··· Provided data
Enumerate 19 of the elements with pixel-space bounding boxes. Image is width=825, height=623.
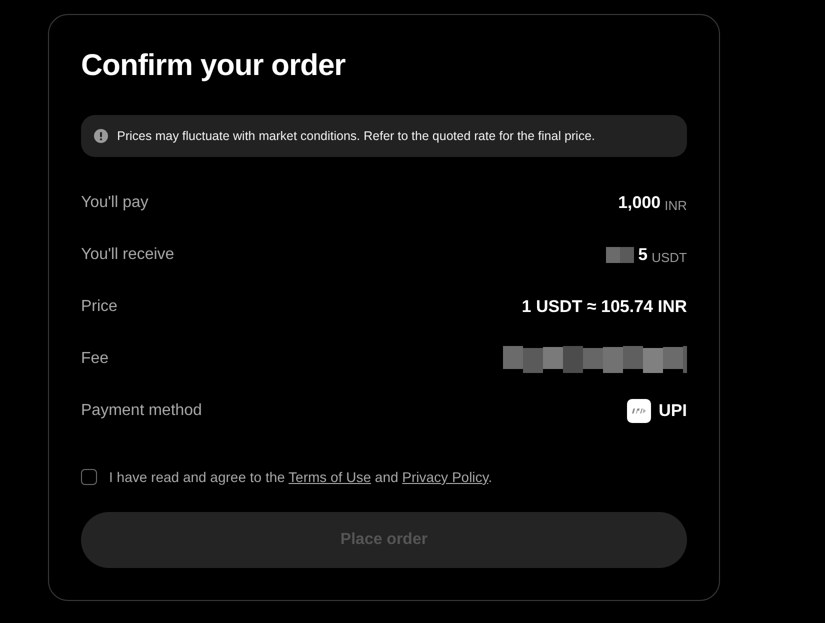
······
··· Provided data
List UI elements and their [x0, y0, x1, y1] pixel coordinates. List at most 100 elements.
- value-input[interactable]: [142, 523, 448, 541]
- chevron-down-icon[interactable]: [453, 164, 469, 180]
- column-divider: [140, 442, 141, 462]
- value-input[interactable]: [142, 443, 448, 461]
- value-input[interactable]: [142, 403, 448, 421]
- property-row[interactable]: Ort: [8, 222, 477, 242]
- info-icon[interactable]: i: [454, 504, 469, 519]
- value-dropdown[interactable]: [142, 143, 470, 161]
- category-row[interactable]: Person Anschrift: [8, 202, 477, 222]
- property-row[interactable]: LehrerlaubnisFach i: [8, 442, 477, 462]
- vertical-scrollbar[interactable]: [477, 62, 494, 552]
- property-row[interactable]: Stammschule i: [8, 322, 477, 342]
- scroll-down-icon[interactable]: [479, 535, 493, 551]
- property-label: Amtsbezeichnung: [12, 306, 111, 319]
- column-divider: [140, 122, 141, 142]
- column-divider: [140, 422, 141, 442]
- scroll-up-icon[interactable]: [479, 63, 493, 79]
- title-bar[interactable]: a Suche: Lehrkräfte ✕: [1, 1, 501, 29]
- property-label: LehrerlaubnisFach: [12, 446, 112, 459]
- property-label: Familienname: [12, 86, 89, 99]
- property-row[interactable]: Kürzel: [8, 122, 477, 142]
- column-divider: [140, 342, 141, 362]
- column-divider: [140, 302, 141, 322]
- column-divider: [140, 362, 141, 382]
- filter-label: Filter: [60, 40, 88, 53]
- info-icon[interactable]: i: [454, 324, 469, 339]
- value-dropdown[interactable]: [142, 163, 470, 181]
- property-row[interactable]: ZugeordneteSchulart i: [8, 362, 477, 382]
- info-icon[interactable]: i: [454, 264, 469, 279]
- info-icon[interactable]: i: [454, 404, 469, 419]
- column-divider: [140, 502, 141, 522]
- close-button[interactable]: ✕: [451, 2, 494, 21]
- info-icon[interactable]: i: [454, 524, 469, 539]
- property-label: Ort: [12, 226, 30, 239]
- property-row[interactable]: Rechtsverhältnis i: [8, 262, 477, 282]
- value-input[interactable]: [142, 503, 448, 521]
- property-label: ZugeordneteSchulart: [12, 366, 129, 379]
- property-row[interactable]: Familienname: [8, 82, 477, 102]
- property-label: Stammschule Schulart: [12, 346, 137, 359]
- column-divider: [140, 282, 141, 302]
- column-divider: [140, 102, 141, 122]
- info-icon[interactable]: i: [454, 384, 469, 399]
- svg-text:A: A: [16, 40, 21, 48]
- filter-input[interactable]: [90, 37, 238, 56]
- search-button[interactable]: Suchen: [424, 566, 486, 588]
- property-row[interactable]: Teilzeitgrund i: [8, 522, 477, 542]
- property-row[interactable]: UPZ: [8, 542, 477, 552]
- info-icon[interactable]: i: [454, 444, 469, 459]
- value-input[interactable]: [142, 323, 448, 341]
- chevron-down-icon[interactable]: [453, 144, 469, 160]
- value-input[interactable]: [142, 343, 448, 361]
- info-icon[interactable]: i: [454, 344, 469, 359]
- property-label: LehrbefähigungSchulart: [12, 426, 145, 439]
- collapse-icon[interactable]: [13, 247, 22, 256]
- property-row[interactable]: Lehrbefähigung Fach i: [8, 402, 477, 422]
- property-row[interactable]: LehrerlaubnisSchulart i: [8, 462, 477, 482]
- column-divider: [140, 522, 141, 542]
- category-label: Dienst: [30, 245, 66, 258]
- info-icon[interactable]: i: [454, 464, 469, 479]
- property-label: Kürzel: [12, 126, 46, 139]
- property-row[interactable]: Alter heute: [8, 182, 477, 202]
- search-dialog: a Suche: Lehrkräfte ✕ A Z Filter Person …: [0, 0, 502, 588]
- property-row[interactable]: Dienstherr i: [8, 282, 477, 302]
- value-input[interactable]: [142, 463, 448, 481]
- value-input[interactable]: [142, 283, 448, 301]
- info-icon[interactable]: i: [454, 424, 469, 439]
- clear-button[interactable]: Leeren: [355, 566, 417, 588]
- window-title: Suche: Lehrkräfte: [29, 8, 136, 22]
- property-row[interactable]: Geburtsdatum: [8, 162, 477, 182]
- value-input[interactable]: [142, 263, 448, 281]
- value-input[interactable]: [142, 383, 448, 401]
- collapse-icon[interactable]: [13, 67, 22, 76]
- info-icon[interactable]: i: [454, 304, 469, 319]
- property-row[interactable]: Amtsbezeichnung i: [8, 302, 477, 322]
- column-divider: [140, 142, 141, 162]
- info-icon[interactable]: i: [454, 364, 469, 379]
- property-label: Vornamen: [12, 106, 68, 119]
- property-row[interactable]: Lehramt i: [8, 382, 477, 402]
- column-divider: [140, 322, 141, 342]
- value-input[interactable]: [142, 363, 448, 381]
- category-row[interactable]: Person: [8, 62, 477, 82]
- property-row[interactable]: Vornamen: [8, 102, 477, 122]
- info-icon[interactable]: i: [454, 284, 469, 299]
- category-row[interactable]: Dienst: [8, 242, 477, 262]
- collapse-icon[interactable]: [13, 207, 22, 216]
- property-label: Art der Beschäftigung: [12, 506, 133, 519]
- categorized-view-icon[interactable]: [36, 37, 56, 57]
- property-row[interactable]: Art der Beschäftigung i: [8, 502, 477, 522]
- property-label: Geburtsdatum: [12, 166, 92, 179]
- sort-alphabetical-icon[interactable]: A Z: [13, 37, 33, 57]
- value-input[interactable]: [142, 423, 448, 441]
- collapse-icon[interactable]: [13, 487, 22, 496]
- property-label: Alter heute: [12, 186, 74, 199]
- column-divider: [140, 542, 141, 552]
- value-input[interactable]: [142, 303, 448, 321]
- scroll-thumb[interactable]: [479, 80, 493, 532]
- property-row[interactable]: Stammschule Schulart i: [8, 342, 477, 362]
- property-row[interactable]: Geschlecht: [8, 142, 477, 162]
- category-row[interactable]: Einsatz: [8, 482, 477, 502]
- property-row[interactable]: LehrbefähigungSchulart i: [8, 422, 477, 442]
······
● Do this:
Recast the records from the line with "List UI elements" to the line with "- title-bar[interactable]: a", both included, as a JSON list of strings with one string per line and blank lines omitted.

● The completed task:
[
  "List UI elements and their [x0, y0, x1, y1] pixel coordinates. List at most 100 elements.",
  "- value-input[interactable]: [142, 523, 448, 541]",
  "- chevron-down-icon[interactable]: [453, 164, 469, 180]",
  "- column-divider: [140, 442, 141, 462]",
  "- value-input[interactable]: [142, 443, 448, 461]",
  "- value-input[interactable]: [142, 403, 448, 421]",
  "- property-row[interactable]: Ort: [8, 222, 477, 242]",
  "- info-icon[interactable]: i: [454, 504, 469, 519]",
  "- value-dropdown[interactable]: [142, 143, 470, 161]",
  "- category-row[interactable]: Person Anschrift: [8, 202, 477, 222]",
  "- property-row[interactable]: LehrerlaubnisFach i: [8, 442, 477, 462]",
  "- vertical-scrollbar[interactable]: [477, 62, 494, 552]",
  "- property-row[interactable]: Stammschule i: [8, 322, 477, 342]",
  "- scroll-down-icon[interactable]: [479, 535, 493, 551]",
  "- property-label: Amtsbezeichnung: [12, 306, 111, 319]",
  "- column-divider: [140, 122, 141, 142]",
  "- column-divider: [140, 422, 141, 442]",
  "- scroll-up-icon[interactable]: [479, 63, 493, 79]",
  "- title-bar[interactable]: a Suche: Lehrkräfte ✕: [1, 1, 501, 29]"
]